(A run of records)

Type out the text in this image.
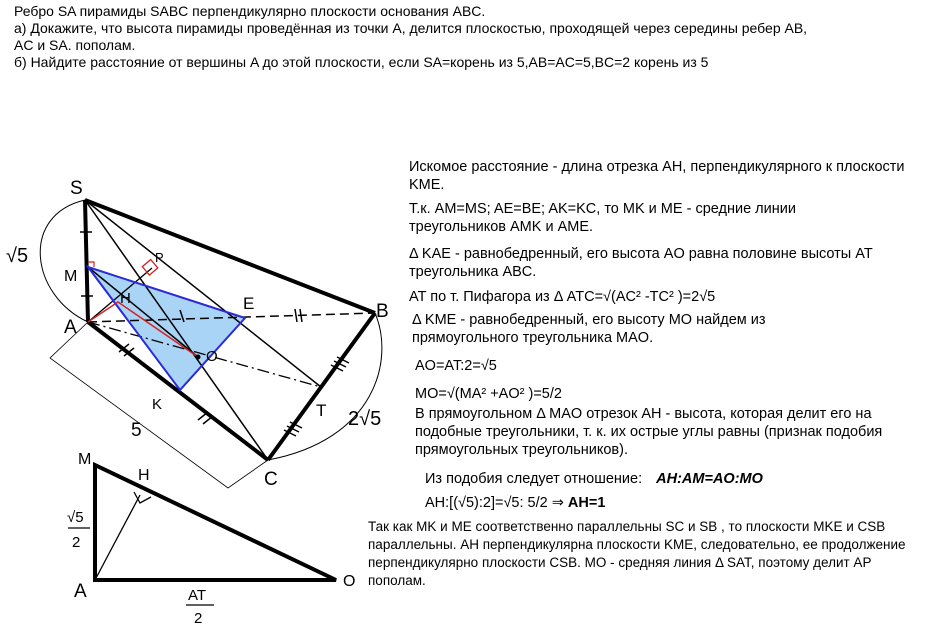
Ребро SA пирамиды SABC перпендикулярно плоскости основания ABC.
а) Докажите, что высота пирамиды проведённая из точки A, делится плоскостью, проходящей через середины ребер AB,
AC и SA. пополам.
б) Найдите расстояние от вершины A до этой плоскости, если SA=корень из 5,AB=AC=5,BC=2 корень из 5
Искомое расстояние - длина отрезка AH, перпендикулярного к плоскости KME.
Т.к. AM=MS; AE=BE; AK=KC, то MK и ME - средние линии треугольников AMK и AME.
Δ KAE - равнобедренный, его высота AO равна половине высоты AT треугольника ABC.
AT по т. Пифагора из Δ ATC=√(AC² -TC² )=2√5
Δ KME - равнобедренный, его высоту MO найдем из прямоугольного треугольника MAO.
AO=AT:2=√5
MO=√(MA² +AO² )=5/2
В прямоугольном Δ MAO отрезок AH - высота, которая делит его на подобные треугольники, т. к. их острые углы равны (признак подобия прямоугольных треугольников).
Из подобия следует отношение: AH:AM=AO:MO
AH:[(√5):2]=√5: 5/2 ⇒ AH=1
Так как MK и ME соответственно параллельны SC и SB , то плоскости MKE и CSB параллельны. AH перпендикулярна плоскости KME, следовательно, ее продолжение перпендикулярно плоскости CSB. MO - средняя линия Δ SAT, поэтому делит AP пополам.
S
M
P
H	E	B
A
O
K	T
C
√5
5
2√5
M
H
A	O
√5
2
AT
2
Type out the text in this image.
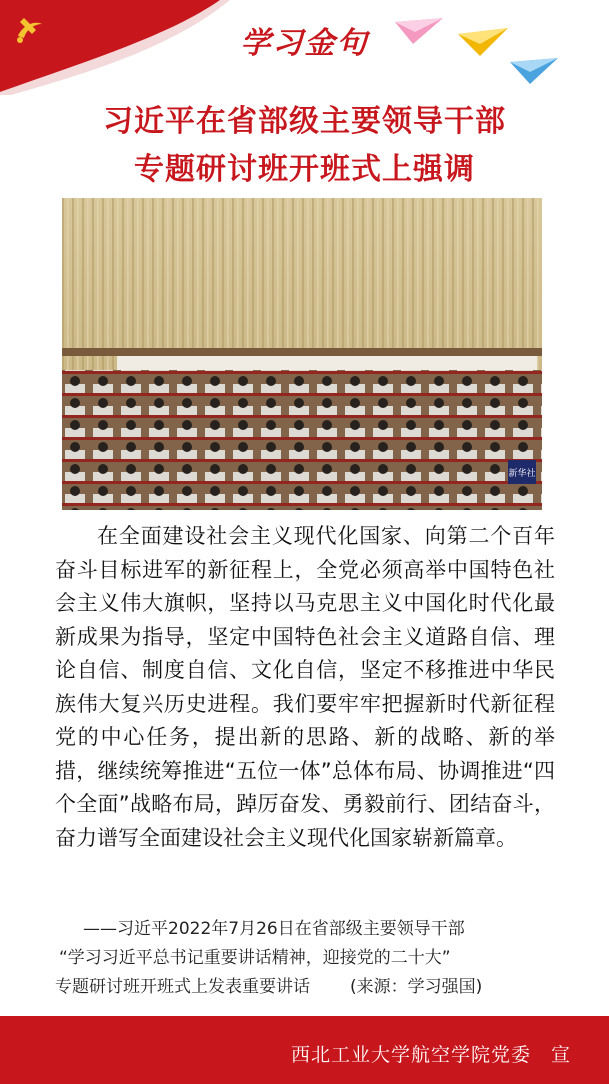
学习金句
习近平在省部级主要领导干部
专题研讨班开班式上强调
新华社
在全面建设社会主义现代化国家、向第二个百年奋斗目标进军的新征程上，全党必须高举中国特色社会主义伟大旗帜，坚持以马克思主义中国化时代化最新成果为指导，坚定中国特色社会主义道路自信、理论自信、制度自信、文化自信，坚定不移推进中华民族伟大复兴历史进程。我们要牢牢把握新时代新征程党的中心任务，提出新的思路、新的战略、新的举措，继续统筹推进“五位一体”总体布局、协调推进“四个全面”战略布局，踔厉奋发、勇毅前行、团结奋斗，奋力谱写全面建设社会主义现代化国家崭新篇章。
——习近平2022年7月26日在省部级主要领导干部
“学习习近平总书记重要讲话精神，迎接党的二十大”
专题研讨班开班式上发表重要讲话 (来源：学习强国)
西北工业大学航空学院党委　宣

Written request: Make an exact copy of the whole listing, but don't bring over any pictures.

Result of this task:
Type out the text in this image.
Ребро SA пирамиды SABC перпендикулярно плоскости основания ABC.
а) Докажите, что высота пирамиды проведённая из точки A, делится плоскостью, проходящей через середины ребер AB,
AC и SA. пополам.
б) Найдите расстояние от вершины A до этой плоскости, если SA=корень из 5,AB=AC=5,BC=2 корень из 5
Искомое расстояние - длина отрезка AH, перпендикулярного к плоскости KME.
Т.к. AM=MS; AE=BE; AK=KC, то MK и ME - средние линии треугольников AMK и AME.
Δ KAE - равнобедренный, его высота AO равна половине высоты AT треугольника ABC.
AT по т. Пифагора из Δ ATC=√(AC² -TC² )=2√5
Δ KME - равнобедренный, его высоту MO найдем из прямоугольного треугольника MAO.
AO=AT:2=√5
MO=√(MA² +AO² )=5/2
В прямоугольном Δ MAO отрезок AH - высота, которая делит его на подобные треугольники, т. к. их острые углы равны (признак подобия прямоугольных треугольников).
Из подобия следует отношение: AH:AM=AO:MO
AH:[(√5):2]=√5: 5/2 ⇒ AH=1
Так как MK и ME соответственно параллельны SC и SB , то плоскости MKE и CSB параллельны. AH перпендикулярна плоскости KME, следовательно, ее продолжение перпендикулярно плоскости CSB. MO - средняя линия Δ SAT, поэтому делит AP пополам.
S
M
P
H	E	B
A
O
K	T
C
√5
5
2√5
M
H
A	O
√5
2
AT
2
Type out the text in this image.
学习金句
习近平在省部级主要领导干部
专题研讨班开班式上强调
新华社
在全面建设社会主义现代化国家、向第二个百年奋斗目标进军的新征程上，全党必须高举中国特色社会主义伟大旗帜，坚持以马克思主义中国化时代化最新成果为指导，坚定中国特色社会主义道路自信、理论自信、制度自信、文化自信，坚定不移推进中华民族伟大复兴历史进程。我们要牢牢把握新时代新征程党的中心任务，提出新的思路、新的战略、新的举措，继续统筹推进“五位一体”总体布局、协调推进“四个全面”战略布局，踔厉奋发、勇毅前行、团结奋斗，奋力谱写全面建设社会主义现代化国家崭新篇章。
——习近平2022年7月26日在省部级主要领导干部
“学习习近平总书记重要讲话精神，迎接党的二十大”
专题研讨班开班式上发表重要讲话 (来源：学习强国)
西北工业大学航空学院党委　宣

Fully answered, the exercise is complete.